◆ Exercise instructions:
1 > In the passage on production orders and self-incrimination, which subclause of new Schedule 1 contains the bill's use immunity?
2 > In the passage on production orders and self-incrimination, what kinds of persons with some connection to criminal conduct does the department name as the only sources of certain unexplained wealth information? List every one.
3 > Extend the passage on production orders and self-incrimination, picking up right after its final sentence.
══ Text extract ══
Further, it should be noted that similar provisions
overriding the privilege against self-incrimination exist at section 206 of the
POC Act.[28]
2.20
The department elaborated on the above points, noting that Part 9.5.3 of
the Guide states that it may be appropriate to override the privilege against
self‑incrimination 'where it could seriously undermine the effectiveness
of a regulatory scheme and prevent the collection of evidence.'[29] The department explained that for some unexplained wealth matters relevant
information can only be obtained from persons with some connection to criminal
conduct, such as 'the individual that committed the original crime, a financial
institution that dealt with property suspected of being proceeds of an offence
or professional intermediaries responsible for laundering the property through
legal structures.' The department argued that to allow these individuals to
rely on the privilege against self-incrimination 'would frustrate the operation
of production orders and, in many cases, would prevent law enforcement from
gathering the information required to support the unexplained wealth action.'[30]
2.21
The department maintained that production orders as proposed by the bill
have been designed to minimise the impact on a person's privilege against self‑incrimination
as production orders can only be made by a court and magistrates retain the
discretion to not make a production order.[31] The department also noted that pursuant to subclause 1(3) of new Schedule 1,
production orders have a narrow scope and therefore the risk of the privilege
of self-incrimination being overridden is minimised.[32]
2.22
Finally, the department reiterated that the abrogation of the privilege
against self-incrimination already exists for current production orders under
paragraph 206(1)(a) of the POC Act.[33] Consequently, the department noted that the bill does not change the current
Commonwealth arrangements concerning production orders, but rather extends the
current arrangements to States and Territories that participate in the Scheme.[34]
Use and derivative use immunities
2.23
The Scrutiny Committee noted that where privilege against
self-incrimination has been overridden, it will consider 'the extent to which
the use of self-incriminating evidence is limited by use or derivative use
immunity provisions.'[35] The Scrutiny Committee explained the difference between a 'use immunity' and a 'derivative
use immunity':
A use immunity generally provides that the information or
documents produced in response to the statutory requirement (in this case, in
response to a production order) will not be admissible in evidence against the
person that produced it. A derivative use immunity generally provides that
anything obtained as a direct or indirect consequence of the production of the
information or documents will not be admissible in evidence against the person
that produced it.[36]
2.24
Both the Law Council and Scrutiny Committee acknowledged that the bill
contains a use immunity under subclause 5(2) of new Schedule 1, which states
that the document is not admissible in evidence, in a case of a natural person,
except in proceedings relating to the provision of false or misleading
information or documents.[37]
2.25
However, the Law Council and Scrutiny Committee expressed concern that
the bill does not contain a derivative use immunity. They outline that,
pursuant to clause 18 of new Schedule 1, information obtained as a result of a
production order may be disclosed under certain circumstances.[38] Moreover, proposed paragraph 18(5)(b) explicitly allows for the admissibility
of information indirectly obtained through this clause, stating:
...this clause does not affect the admissibility in evidence of any information, document or thing obtained as
an indirect consequence of a disclosure
under this clause.[39]
2.26
The Scrutiny Committee noted that the EM does not sufficiently address
this matter and sought further advice from the minister in relation to the
appropriateness of overriding the privilege against self-incrimination.[40] Analogous recommendations were also made by the Law Council:
- A fuller explanation be provided
in the Explanatory Memorandum of the importance of the public interest and why
the abrogation of the privilege is considered absolutely necessary; and
- Both a use and derivative use
immunity should apply to civil and criminal proceedings.
═══
══ Record set ══
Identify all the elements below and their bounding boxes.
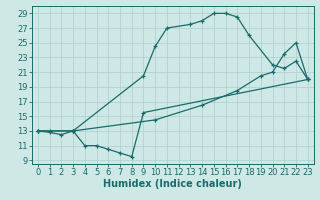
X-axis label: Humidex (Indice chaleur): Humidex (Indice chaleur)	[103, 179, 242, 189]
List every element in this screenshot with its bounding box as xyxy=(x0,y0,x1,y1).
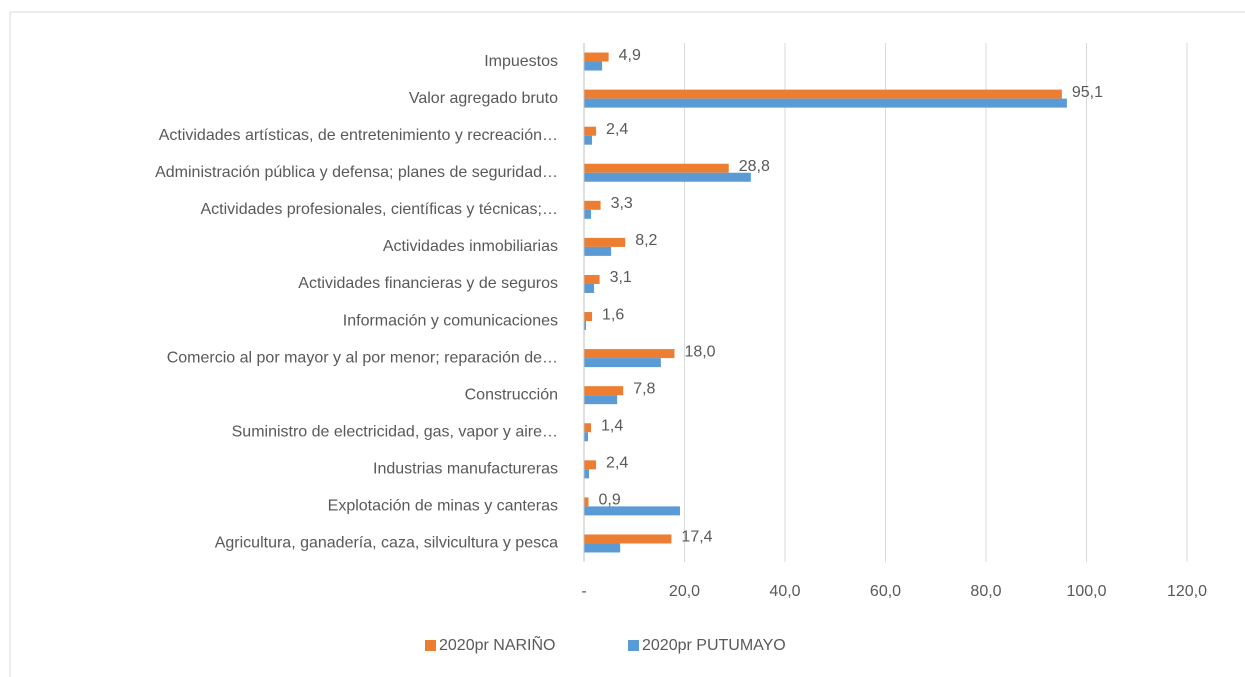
═══
══ Record set ══
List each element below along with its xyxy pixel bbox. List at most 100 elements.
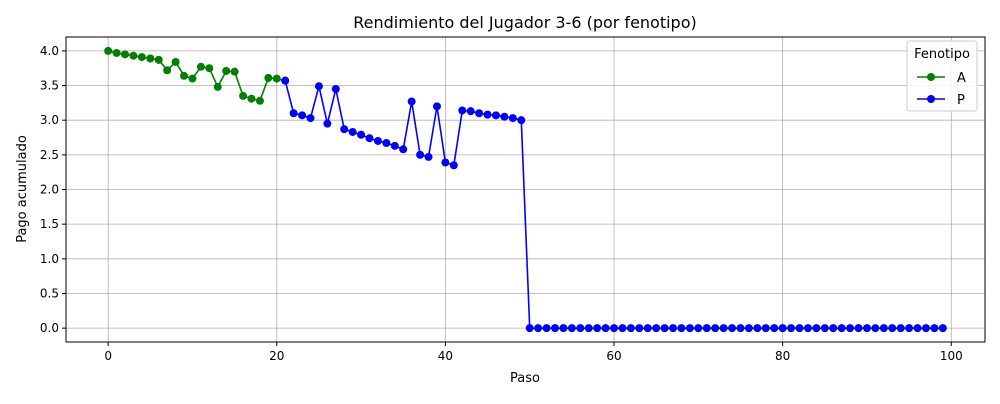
═══
◆ Set of answers:
1 > Subclause 5(2) of new Schedule 1.

2 >
- The individual that committed the original crime
- A financial institution that dealt with property suspected of being proceeds of an offence
- Professional intermediaries responsible for laundering the property through legal structures

3 >
- In relation to the issue of information
sharing with state or territory agencies, no direct or derivative use should be
made of the material by state or territory agencies in relation to criminal
proceedings.[41]
2.27
However, the department argued that to apply a derivative use immunity
to civil and criminal proceedings would not be appropriate.[42] The department explained that in the case of civil proceedings subclause 1(6)
of new Schedule 1 outlines that a document may be subject to a production
order, where the purpose is to determine whether to take civil action under
State and Territory unexplained wealth legislation, or proceedings under the
unexplained wealth legislation of the State or Territory.[43] Consequently, the department noted that to allow a derivative use immunity for
civil proceedings would defeat the purpose of production orders as it is
intended to operate under the bill.[44]
2.28
In the case of criminal proceedings, the department argued that a
derivative use immunity would 'have the potential to severely undermine the
existing ability of authorities to investigate and prosecute serious criminal
conduct'[45] and provided the following example:
For example, if a derivative use immunity was included, where
an investigator in a criminal matter could potentially have access to
privileged material, the prosecution may be required to prove the provenance of
all subsequent evidentiary material before it can be admitted. This creates an
unworkable position wherein pre-trial arguments could be used to
inappropriately undermine and delay the resolution of charges against the
accused.[46]
2.29
Additionally, the department noted that the bill (as well as the current
provisions within the POC Act), only allow for the derivative use and sharing
of information contained within produced documents, with a specific authority
and for a legitimate purpose, as set out in the table at subclause 18(2) of new
Schedule 1.[47] Finally, the department outlined that production orders do not affect the
courts inherent power to manage criminal and civil proceedings.[48]
Legal professional privilege
2.30
Similar to the abrogation of the privilege against self-incrimination,
proposed paragraph 5(1)(c) of new Schedule 1 specifies that a person is not
excused from producing a document or making a document available on the grounds
that the production of the document or making it available would disclose
information that is the subject of legal professional privilege.
2.31
As noted above, proposed subclause 5(2) of new Schedule 1 contains a use
immunity, which would also apply to information that is the subject of legal
professional privilege; however, a derivative use immunity is not contained in
the bill. The EM contains no further justification apart from that outlined at
paragraph 2.19 of this report.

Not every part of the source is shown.